OBJECTIF -> Poursuivez le texte sur l’apport-cession après sa dernière phrase.

EXTRAIT SOURCE ->
----

Apport cession : comment optimiser sa cession d’entreprise en 2020 ?

Ce contenu a été mis à jour à la suite des nouveautés introduites par la Loi de Finances pour 2020.

Lorsqu’un chef d’entreprise voit sa société prendre de la valeur, la cession de ses titres est soumise à l’imposition de la plus-value au prélèvement forfaitaire unique de 30% ou au barème progressif de l’impôt sur le revenu. Pour éviter cette taxation, la stratégie de l’apport cession peut être opportune.

Les équipes de Scala Patrimoine vous aident à inscrire votre projet professionnel dans une stratégie globale d’optimisation patrimoniale.

 

 

Qu’est-ce que l’apport-cession ?

 

L’apport-cession consiste pour une personne physique à apporter, dans un premier temps, les titres d’une société X à une autre société holding Y contrôlée par le contribuable ou son groupe familial afin de bénéficier du régime de report d’imposition. [1]  En échange de l’apport de titres X au bénéfice de la société Y, celle-ci remet à la personne physique des titres représentatifs de Y.

Ce dispositif prévu par le Code général des impôts permet de reporter la plus-value de titres lors d’une opération d’apport de valeurs mobilières, de droits sociaux ou de titres à une société soumise à l’impôt sur les sociétés et contrôlée par l’apporteur.

Pour illustrer cette stratégie :

Monsieur Z souhaite céder les parts d’une startup qu’il a créée en 2014 avec un capital de 10 000 €. Son entreprise, florissante, est évaluée à 3 000 000 € en 2019. La plus-value des titres s’élèverait à 2 990 000 €, soit le delta représentatif de l’augmentation de la valeur de la société.

----

SEGMENT DE DONNÉES ->
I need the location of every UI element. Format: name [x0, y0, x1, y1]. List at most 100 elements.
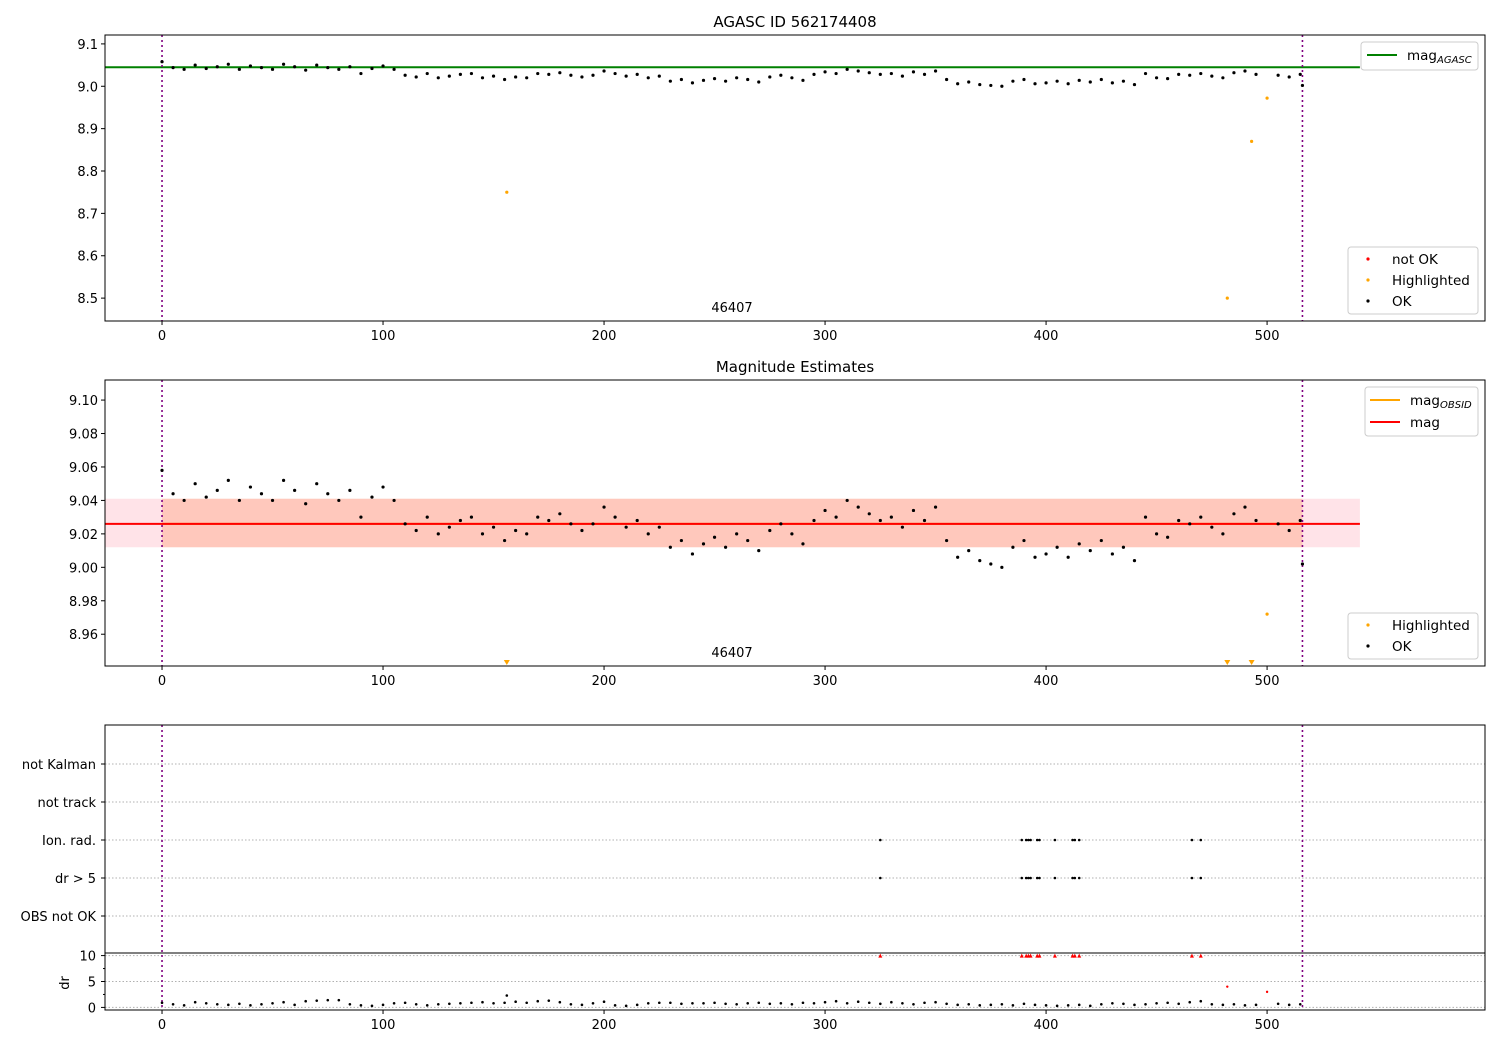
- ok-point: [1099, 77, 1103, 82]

----

RÉPONSE FOURNIE ->
Monsieur Z, las de son activité, désire céder ses titres pour réemployer les fonds de la vente dans une autre activité. Il serait redevable en cas de cession directe, en appliquant le prélèvement forfaitaire unique, d’une fiscalité sur la plus-value s’élevant à : 2 990 000 € * 30% soit 897 000 €.

En revanche, s’il crée une holding soumise à l’impôt sur les sociétés en apportant les titres de sa société, la plus-value liée à cet apport sera mise en report automatiquement et pourra offrir à Monsieur Z des liquidités non imposées à réinvestir dans une autre activité (voir infra).

La mise en report consiste à figer l’assiette taxable de la plus-value au jour de l’apport, en prenant en considération les taux d’impôt sur le revenu et de prélèvements sociaux en vigueur, et à en reporter l’imposition.

 

Une stratégie soumise à plusieurs conditions

 

La stratégie décrite est soumise à plusieurs conditions cumulatives :

  • L’apport de titres doit être réalisé en France ou dans un Etat membre de l’Union européenne ou dans un Etat ou territoire ayant conclu avec la France une convention fiscale contenant une clause d’assistance administrative en vue de lutter contre la fraude et l’évasion fiscales ;
  • la société bénéficiaire de l’apport doit être contrôlée par le contribuable, comme indiqué précédemment ;
  • la société qui reçoit les titres apportés doit être imposée à l’impôt sur les sociétés ;
  • en contrepartie de l’apport fait à la société holding, le contribuable ne peut recevoir plus de 10% de la valeur nominale des titres sous forme d’argent (soulte).

Une société est contrôlée si au moins l’une des conditions suivantes est respectée :

  • Le contribuable et son groupe familial détiennent la majorité des droits de vote ou des droits dans les bénéficies sociaux ;
  • le contribuable seul détient la majorité des droits de vote ou des droits dans les bénéfices sociaux de la société en vertu d’un accord avec d’autres associés ou actionnaires ;
  • le contribuable exerce dans les faits le pouvoir de décision.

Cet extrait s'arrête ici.